Data entries:
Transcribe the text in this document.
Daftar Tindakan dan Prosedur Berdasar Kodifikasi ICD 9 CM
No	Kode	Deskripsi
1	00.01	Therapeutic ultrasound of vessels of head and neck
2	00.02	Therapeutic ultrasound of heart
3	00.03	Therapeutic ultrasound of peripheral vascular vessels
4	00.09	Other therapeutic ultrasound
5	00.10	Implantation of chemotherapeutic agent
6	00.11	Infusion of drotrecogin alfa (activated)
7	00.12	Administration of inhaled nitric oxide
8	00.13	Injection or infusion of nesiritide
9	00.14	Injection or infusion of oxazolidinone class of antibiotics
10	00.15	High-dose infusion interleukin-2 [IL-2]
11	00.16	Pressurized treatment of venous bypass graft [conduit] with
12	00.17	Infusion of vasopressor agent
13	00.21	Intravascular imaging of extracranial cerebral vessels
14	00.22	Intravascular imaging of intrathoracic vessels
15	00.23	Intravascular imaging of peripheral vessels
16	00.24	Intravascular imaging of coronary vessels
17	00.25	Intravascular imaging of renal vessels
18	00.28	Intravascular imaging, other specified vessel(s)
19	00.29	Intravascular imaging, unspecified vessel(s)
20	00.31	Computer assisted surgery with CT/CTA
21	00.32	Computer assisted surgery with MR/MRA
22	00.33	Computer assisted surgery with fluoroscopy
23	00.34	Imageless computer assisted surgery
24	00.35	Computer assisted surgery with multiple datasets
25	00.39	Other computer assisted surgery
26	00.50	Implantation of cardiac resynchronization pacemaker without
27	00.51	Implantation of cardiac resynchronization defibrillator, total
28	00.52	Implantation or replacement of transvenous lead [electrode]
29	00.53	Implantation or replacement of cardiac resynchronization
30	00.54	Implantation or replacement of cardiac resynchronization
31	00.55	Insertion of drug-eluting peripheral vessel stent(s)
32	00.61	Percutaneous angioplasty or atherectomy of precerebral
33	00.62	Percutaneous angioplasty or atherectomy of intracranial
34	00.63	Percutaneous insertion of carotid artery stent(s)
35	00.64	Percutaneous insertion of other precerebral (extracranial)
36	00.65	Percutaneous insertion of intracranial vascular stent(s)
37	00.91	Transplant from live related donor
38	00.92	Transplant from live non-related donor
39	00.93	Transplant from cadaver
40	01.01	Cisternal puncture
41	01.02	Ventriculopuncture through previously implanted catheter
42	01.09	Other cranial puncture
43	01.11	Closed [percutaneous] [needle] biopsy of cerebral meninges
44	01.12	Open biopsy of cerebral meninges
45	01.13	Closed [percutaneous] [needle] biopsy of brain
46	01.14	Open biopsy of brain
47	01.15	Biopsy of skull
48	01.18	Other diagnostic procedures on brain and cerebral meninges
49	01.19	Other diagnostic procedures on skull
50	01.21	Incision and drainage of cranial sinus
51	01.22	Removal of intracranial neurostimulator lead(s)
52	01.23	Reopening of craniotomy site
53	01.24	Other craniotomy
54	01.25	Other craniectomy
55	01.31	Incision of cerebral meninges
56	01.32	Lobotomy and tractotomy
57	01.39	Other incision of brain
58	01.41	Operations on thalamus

==

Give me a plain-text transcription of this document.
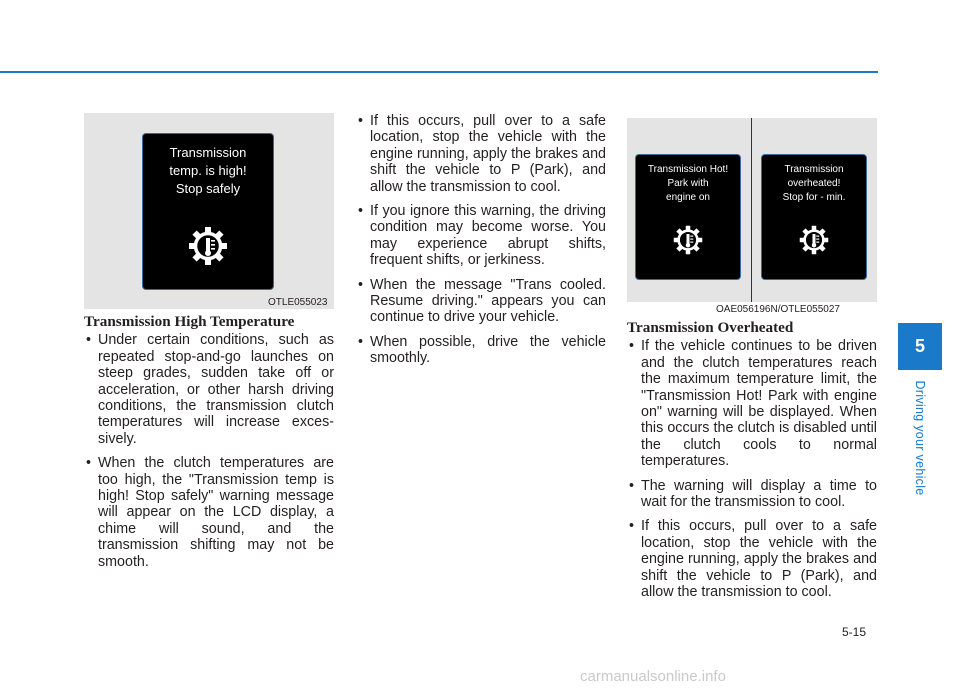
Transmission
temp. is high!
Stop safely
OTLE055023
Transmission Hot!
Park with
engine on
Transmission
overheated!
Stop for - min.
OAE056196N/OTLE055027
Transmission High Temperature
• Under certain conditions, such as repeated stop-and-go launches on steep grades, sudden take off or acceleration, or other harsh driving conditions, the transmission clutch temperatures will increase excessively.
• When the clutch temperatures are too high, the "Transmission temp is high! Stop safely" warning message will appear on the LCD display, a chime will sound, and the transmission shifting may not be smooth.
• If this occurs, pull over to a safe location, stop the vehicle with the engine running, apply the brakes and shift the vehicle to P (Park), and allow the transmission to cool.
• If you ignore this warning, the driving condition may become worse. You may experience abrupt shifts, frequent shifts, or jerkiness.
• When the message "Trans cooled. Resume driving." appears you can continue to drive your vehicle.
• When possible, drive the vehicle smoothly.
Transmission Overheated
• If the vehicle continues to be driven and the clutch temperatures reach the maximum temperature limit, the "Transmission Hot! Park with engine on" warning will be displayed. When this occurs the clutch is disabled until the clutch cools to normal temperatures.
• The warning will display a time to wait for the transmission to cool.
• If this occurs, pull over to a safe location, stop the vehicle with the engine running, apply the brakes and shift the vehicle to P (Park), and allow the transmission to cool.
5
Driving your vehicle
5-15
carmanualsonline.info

§ **Short problem**
Filter the entries and copy out every line with the word "Closed".

§ **Full solution**
43	01.11	Closed [percutaneous] [needle] biopsy of cerebral meninges
45	01.13	Closed [percutaneous] [needle] biopsy of brain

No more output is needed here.